Dataset listings of figures
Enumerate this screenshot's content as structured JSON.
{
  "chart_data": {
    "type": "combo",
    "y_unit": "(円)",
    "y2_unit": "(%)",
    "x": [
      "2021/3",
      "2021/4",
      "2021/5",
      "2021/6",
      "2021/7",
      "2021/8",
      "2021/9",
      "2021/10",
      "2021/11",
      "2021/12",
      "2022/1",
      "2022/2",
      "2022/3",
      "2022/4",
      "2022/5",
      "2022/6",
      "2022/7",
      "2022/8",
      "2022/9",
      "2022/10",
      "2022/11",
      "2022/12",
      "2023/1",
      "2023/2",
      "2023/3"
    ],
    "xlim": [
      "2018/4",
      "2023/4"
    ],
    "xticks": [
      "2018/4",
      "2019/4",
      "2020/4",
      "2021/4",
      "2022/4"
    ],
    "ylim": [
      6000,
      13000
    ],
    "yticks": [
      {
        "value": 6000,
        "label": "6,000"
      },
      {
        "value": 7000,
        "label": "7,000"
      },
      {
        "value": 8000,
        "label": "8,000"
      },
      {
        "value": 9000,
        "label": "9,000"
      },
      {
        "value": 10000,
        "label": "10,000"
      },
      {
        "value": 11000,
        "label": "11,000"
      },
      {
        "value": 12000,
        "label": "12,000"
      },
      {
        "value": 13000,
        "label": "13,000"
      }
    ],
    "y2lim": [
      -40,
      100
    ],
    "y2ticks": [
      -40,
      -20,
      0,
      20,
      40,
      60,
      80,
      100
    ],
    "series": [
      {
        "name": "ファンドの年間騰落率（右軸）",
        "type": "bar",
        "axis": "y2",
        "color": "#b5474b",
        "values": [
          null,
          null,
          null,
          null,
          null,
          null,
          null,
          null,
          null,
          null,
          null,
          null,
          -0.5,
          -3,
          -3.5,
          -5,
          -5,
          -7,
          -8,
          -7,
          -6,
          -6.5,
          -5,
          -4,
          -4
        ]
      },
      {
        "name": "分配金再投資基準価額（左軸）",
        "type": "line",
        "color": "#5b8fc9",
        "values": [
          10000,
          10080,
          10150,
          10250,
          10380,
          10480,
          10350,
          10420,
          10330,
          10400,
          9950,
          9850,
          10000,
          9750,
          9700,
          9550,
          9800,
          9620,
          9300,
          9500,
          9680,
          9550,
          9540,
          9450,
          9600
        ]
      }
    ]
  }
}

Task description:
Show all lines above holding "name".

Complete answer:
        "name": "ファンドの年間騰落率（右軸）",
        "name": "分配金再投資基準価額（左軸）",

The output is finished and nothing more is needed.